### Record excerpts

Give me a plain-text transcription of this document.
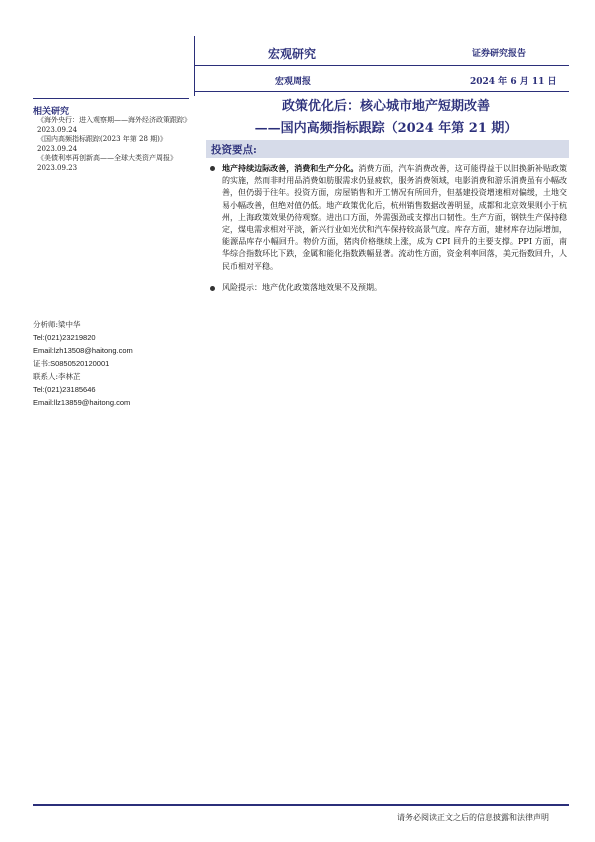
宏观研究	证券研究报告
宏观周报	2024 年 6 月 11 日
政策优化后：核心城市地产短期改善
——国内高频指标跟踪（2024 年第 21 期）
相关研究
《海外央行：进入观察期——海外经济政策跟踪》2023.09.24
《国内高频指标跟踪(2023 年第 28 期)》2023.09.24
《美债利率再创新高——全球大类资产周报》2023.09.23
分析师:梁中华
Tel:(021)23219820
Email:lzh13508@haitong.com
证书:S0850520120001
联系人:李林芷
Tel:(021)23185646
Email:llz13859@haitong.com
投资要点:
地产持续边际改善，消费和生产分化。消费方面，汽车消费改善，这可能得益于以旧换新补贴政策的实施，然而非时用品消费如肪服需求仍显疲软，服务消费领域，电影消费和游乐消费虽有小幅改善，但仍弱于往年。投资方面，房屋销售和开工情况有所回升，但基建投资增速相对偏缓，土地交易小幅改善，但绝对值仍低。地产政策优化后，杭州销售数据改善明显，成都和北京效果则小于杭州，上海政策效果仍待观察。进出口方面，外需强劲或支撑出口韧性。生产方面，钢铁生产保持稳定，煤电需求相对平淡，新兴行业如光伏和汽车保持较高景气度。库存方面，建材库存边际增加，能源品库存小幅回升。物价方面，猪肉价格继续上涨，成为 CPI 回升的主要支撑。PPI 方面，南华综合指数环比下跌，金属和能化指数跌幅显著。流动性方面，资金利率回落，美元指数回升，人民币相对平稳。
风险提示：地产优化政策落地效果不及预期。
请务必阅读正文之后的信息披露和法律声明
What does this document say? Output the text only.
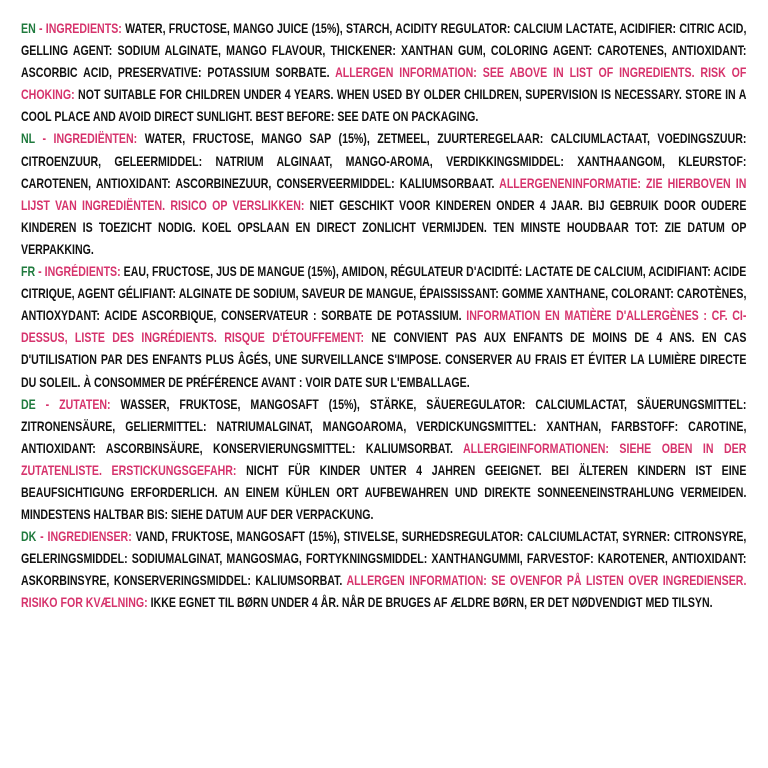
EN - INGREDIENTS: WATER, FRUCTOSE, MANGO JUICE (15%), STARCH, ACIDITY REGULATOR: CALCIUM LACTATE, ACIDIFIER: CITRIC ACID, GELLING AGENT: SODIUM ALGINATE, MANGO FLAVOUR, THICKENER: XANTHAN GUM, COLORING AGENT: CAROTENES, ANTIOXIDANT: ASCORBIC ACID, PRESERVATIVE: POTASSIUM SORBATE. ALLERGEN INFORMATION: SEE ABOVE IN LIST OF INGREDIENTS. RISK OF CHOKING: NOT SUITABLE FOR CHILDREN UNDER 4 YEARS. WHEN USED BY OLDER CHILDREN, SUPERVISION IS NECESSARY. STORE IN A COOL PLACE AND AVOID DIRECT SUNLIGHT. BEST BEFORE: SEE DATE ON PACKAGING.

NL - INGREDIËNTEN: WATER, FRUCTOSE, MANGO SAP (15%), ZETMEEL, ZUURTEREGELAAR: CALCIUMLACTAAT, VOEDINGSZUUR: CITROENZUUR, GELEERMIDDEL: NATRIUM ALGINAAT, MANGO-AROMA, VERDIKKINGSMIDDEL: XANTHAANGOM, KLEURSTOF: CAROTENEN, ANTIOXIDANT: ASCORBINEZUUR, CONSERVEERMIDDEL: KALIUMSORBAAT. ALLERGENENINFORMATIE: ZIE HIERBOVEN IN LIJST VAN INGREDIËNTEN. RISICO OP VERSLIKKEN: NIET GESCHIKT VOOR KINDEREN ONDER 4 JAAR. BIJ GEBRUIK DOOR OUDERE KINDEREN IS TOEZICHT NODIG. KOEL OPSLAAN EN DIRECT ZONLICHT VERMIJDEN. TEN MINSTE HOUDBAAR TOT: ZIE DATUM OP VERPAKKING.

FR - INGRÉDIENTS: EAU, FRUCTOSE, JUS DE MANGUE (15%), AMIDON, RÉGULATEUR D'ACIDITÉ: LACTATE DE CALCIUM, ACIDIFIANT: ACIDE CITRIQUE, AGENT GÉLIFIANT: ALGINATE DE SODIUM, SAVEUR DE MANGUE, ÉPAISSISSANT: GOMME XANTHANE, COLORANT: CAROTÈNES, ANTIOXYDANT: ACIDE ASCORBIQUE, CONSERVATEUR : SORBATE DE POTASSIUM. INFORMATION EN MATIÈRE D'ALLERGÈNES : CF. CI-DESSUS, LISTE DES INGRÉDIENTS. RISQUE D'ÉTOUFFEMENT: NE CONVIENT PAS AUX ENFANTS DE MOINS DE 4 ANS. EN CAS D'UTILISATION PAR DES ENFANTS PLUS ÂGÉS, UNE SURVEILLANCE S'IMPOSE. CONSERVER AU FRAIS ET ÉVITER LA LUMIÈRE DIRECTE DU SOLEIL. À CONSOMMER DE PRÉFÉRENCE AVANT : VOIR DATE SUR L'EMBALLAGE.

DE - ZUTATEN: WASSER, FRUKTOSE, MANGOSAFT (15%), STÄRKE, SÄUEREGULATOR: CALCIUMLACTAT, SÄUERUNGSMITTEL: ZITRONENSÄURE, GELIERMITTEL: NATRIUMALGINAT, MANGOAROMA, VERDICKUNGSMITTEL: XANTHAN, FARBSTOFF: CAROTINE, ANTIOXIDANT: ASCORBINSÄURE, KONSERVIERUNGSMITTEL: KALIUMSORBAT. ALLERGIEINFORMATIONEN: SIEHE OBEN IN DER ZUTATENLISTE. ERSTICKUNGSGEFAHR: NICHT FÜR KINDER UNTER 4 JAHREN GEEIGNET. BEI ÄLTEREN KINDERN IST EINE BEAUFSICHTIGUNG ERFORDERLICH. AN EINEM KÜHLEN ORT AUFBEWAHREN UND DIREKTE SONNEENEINSTRAHLUNG VERMEIDEN. MINDESTENS HALTBAR BIS: SIEHE DATUM AUF DER VERPACKUNG.

DK - INGREDIENSER: VAND, FRUKTOSE, MANGOSAFT (15%), STIVELSE, SURHEDSREGULATOR: CALCIUMLACTAT, SYRNER: CITRONSYRE, GELERINGSMIDDEL: SODIUMALGINAT, MANGOSMAG, FORTYKNINGSMIDDEL: XANTHANGUMMI, FARVESTOF: KAROTENER, ANTIOXIDANT: ASKORBINSYRE, KONSERVERINGSMIDDEL: KALIUMSORBAT. ALLERGEN INFORMATION: SE OVENFOR PÅ LISTEN OVER INGREDIENSER. RISIKO FOR KVÆLNING: IKKE EGNET TIL BØRN UNDER 4 ÅR. NÅR DE BRUGES AF ÆLDRE BØRN, ER DET NØDVENDIGT MED TILSYN.
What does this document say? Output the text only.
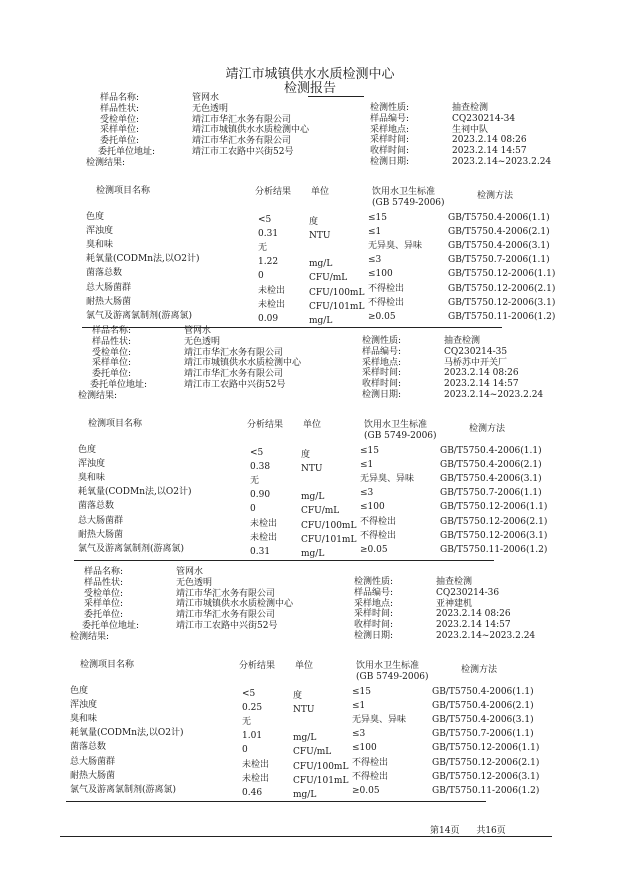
靖江市城镇供水水质检测中心
检测报告
样品名称:	管网水
样品性状:	无色透明
受检单位:	靖江市华汇水务有限公司
采样单位:	靖江市城镇供水水质检测中心
委托单位:	靖江市华汇水务有限公司
委托单位地址:	靖江市工农路中兴街52号
检测结果:
检测性质:	抽查检测
样品编号:	CQ230214-34
采样地点:	生祠中队
采样时间:	2023.2.14 08:26
收样时间:	2023.2.14 14:57
检测日期:	2023.2.14~2023.2.24
检测项目名称	分析结果 单位	饮用水卫生标准
(GB 5749-2006)
检测方法
色度	<5	度	≤15	GB/T5750.4-2006(1.1)
浑浊度	0.31	NTU	≤1	GB/T5750.4-2006(2.1)
臭和味	无	无异臭、异味	GB/T5750.4-2006(3.1)
耗氧量(CODMn法,以O2计)	1.22	mg/L	≤3	GB/T5750.7-2006(1.1)
菌落总数	0	CFU/mL ≤100	GB/T5750.12-2006(1.1)
总大肠菌群	未检出	CFU/100mL 不得检出	GB/T5750.12-2006(2.1)
耐热大肠菌	未检出	CFU/101mL 不得检出	GB/T5750.12-2006(3.1)
氯气及游离氯制剂(游离氯)	0.09	mg/L	≥0.05	GB/T5750.11-2006(1.2)
样品名称:	管网水
样品性状:	无色透明
受检单位:	靖江市华汇水务有限公司
采样单位:	靖江市城镇供水水质检测中心
委托单位:	靖江市华汇水务有限公司
委托单位地址:	靖江市工农路中兴街52号
检测结果:
检测性质:	抽查检测
样品编号:	CQ230214-35
采样地点:	马桥苏中开关厂
采样时间:	2023.2.14 08:26
收样时间:	2023.2.14 14:57
检测日期:	2023.2.14~2023.2.24
检测项目名称	分析结果 单位	饮用水卫生标准
(GB 5749-2006)
检测方法
色度	<5	度	≤15	GB/T5750.4-2006(1.1)
浑浊度	0.38	NTU	≤1	GB/T5750.4-2006(2.1)
臭和味	无	无异臭、异味	GB/T5750.4-2006(3.1)
耗氧量(CODMn法,以O2计)	0.90	mg/L	≤3	GB/T5750.7-2006(1.1)
菌落总数	0	CFU/mL ≤100	GB/T5750.12-2006(1.1)
总大肠菌群	未检出	CFU/100mL 不得检出	GB/T5750.12-2006(2.1)
耐热大肠菌	未检出	CFU/101mL 不得检出	GB/T5750.12-2006(3.1)
氯气及游离氯制剂(游离氯)	0.31	mg/L	≥0.05	GB/T5750.11-2006(1.2)
样品名称:	管网水
样品性状:	无色透明
受检单位:	靖江市华汇水务有限公司
采样单位:	靖江市城镇供水水质检测中心
委托单位:	靖江市华汇水务有限公司
委托单位地址:	靖江市工农路中兴街52号
检测结果:
检测性质:	抽查检测
样品编号:	CQ230214-36
采样地点:	亚神建机
采样时间:	2023.2.14 08:26
收样时间:	2023.2.14 14:57
检测日期:	2023.2.14~2023.2.24
检测项目名称	分析结果 单位	饮用水卫生标准
(GB 5749-2006)
检测方法
色度	<5	度	≤15	GB/T5750.4-2006(1.1)
浑浊度	0.25	NTU	≤1	GB/T5750.4-2006(2.1)
臭和味	无	无异臭、异味	GB/T5750.4-2006(3.1)
耗氧量(CODMn法,以O2计)	1.01	mg/L	≤3	GB/T5750.7-2006(1.1)
菌落总数	0	CFU/mL ≤100	GB/T5750.12-2006(1.1)
总大肠菌群	未检出	CFU/100mL 不得检出	GB/T5750.12-2006(2.1)
耐热大肠菌	未检出	CFU/101mL 不得检出	GB/T5750.12-2006(3.1)
氯气及游离氯制剂(游离氯)	0.46	mg/L	≥0.05	GB/T5750.11-2006(1.2)
第14页 共16页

######

**Objective:** Copy each line of the entries that includes the word "Email".

**Full answer:**
Email:lzh13508@haitong.com
Email:llz13859@haitong.com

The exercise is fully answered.